> _Exercise brief_
Please list all lines of the material below in which the string "Phase" occurs.

[Chart and figure data]
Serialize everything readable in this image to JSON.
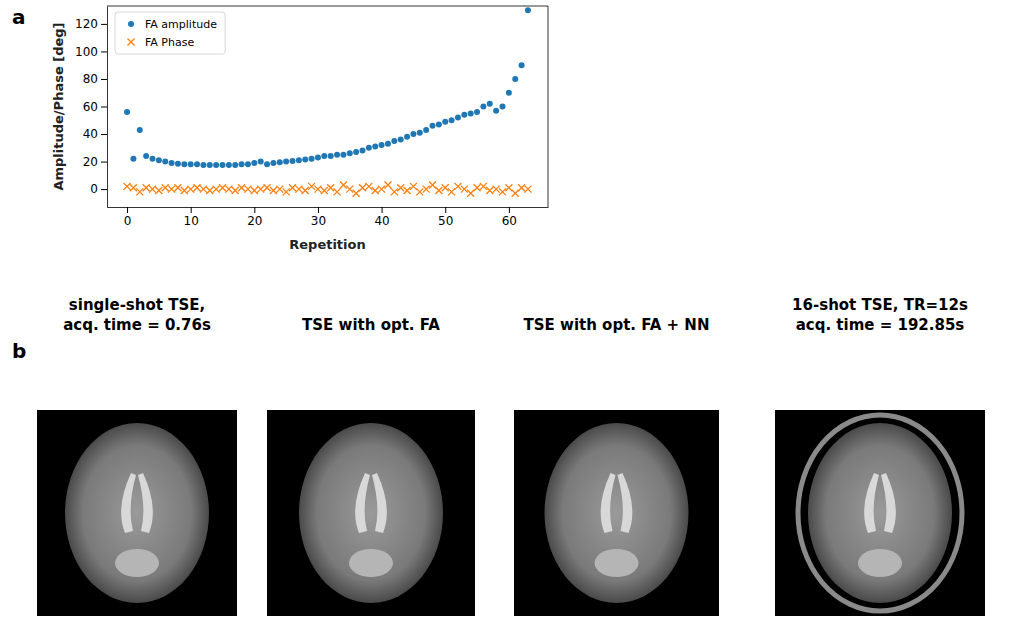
{
  "panel_labels": [
    "a",
    "b"
  ],
  "chart_data": {
    "type": "scatter",
    "x_label": "Repetition",
    "y_label": "Amplitude/Phase [deg]",
    "x": [
      0,
      1,
      2,
      3,
      4,
      5,
      6,
      7,
      8,
      9,
      10,
      11,
      12,
      13,
      14,
      15,
      16,
      17,
      18,
      19,
      20,
      21,
      22,
      23,
      24,
      25,
      26,
      27,
      28,
      29,
      30,
      31,
      32,
      33,
      34,
      35,
      36,
      37,
      38,
      39,
      40,
      41,
      42,
      43,
      44,
      45,
      46,
      47,
      48,
      49,
      50,
      51,
      52,
      53,
      54,
      55,
      56,
      57,
      58,
      59,
      60,
      61,
      62,
      63
    ],
    "series": [
      {
        "name": "FA amplitude",
        "color": "#1f77b4",
        "marker": "o",
        "values": [
          56,
          22,
          43,
          24,
          22,
          21,
          20,
          19,
          18.5,
          18,
          18,
          18,
          17.5,
          17.5,
          17.5,
          17.5,
          17.5,
          17.5,
          18,
          18,
          19,
          20,
          18,
          19,
          19.5,
          20,
          20.5,
          21,
          21.5,
          22,
          23,
          24,
          24,
          25,
          25,
          26,
          27,
          28,
          30,
          31,
          32,
          33,
          35,
          36,
          38,
          40,
          41,
          43,
          46,
          47,
          49,
          50,
          52,
          54,
          55,
          56,
          60,
          62,
          57,
          60,
          70,
          80,
          90,
          130
        ]
      },
      {
        "name": "FA Phase",
        "color": "#ff7f0e",
        "marker": "x",
        "values": [
          2,
          1,
          -2,
          1,
          0,
          -1,
          1,
          0,
          1,
          -1,
          0,
          1,
          0,
          -1,
          0,
          1,
          0,
          -1,
          1,
          0,
          -1,
          0,
          1,
          -1,
          0,
          -2,
          1,
          0,
          -1,
          2,
          0,
          -1,
          1,
          -2,
          3,
          0,
          -3,
          1,
          2,
          -1,
          0,
          3,
          -2,
          1,
          -1,
          2,
          -2,
          0,
          3,
          -1,
          1,
          -2,
          2,
          0,
          -3,
          1,
          2,
          -1,
          0,
          -2,
          1,
          -3,
          1,
          0
        ]
      }
    ],
    "xlim": [
      -3.15,
      66.15
    ],
    "ylim": [
      -13,
      133
    ],
    "xticks": [
      0,
      10,
      20,
      30,
      40,
      50,
      60
    ],
    "yticks": [
      0,
      20,
      40,
      60,
      80,
      100,
      120
    ],
    "legend": "upper left"
  },
  "images": [
    {
      "title_lines": [
        "single-shot TSE,",
        "acq. time = 0.76s"
      ]
    },
    {
      "title_lines": [
        "TSE with opt. FA"
      ]
    },
    {
      "title_lines": [
        "TSE with opt. FA + NN"
      ]
    },
    {
      "title_lines": [
        "16-shot TSE, TR=12s",
        "acq. time = 192.85s"
      ]
    }
  ]
}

> _Answer to the exercise_
    "y_label": "Amplitude/Phase [deg]",
        "name": "FA Phase",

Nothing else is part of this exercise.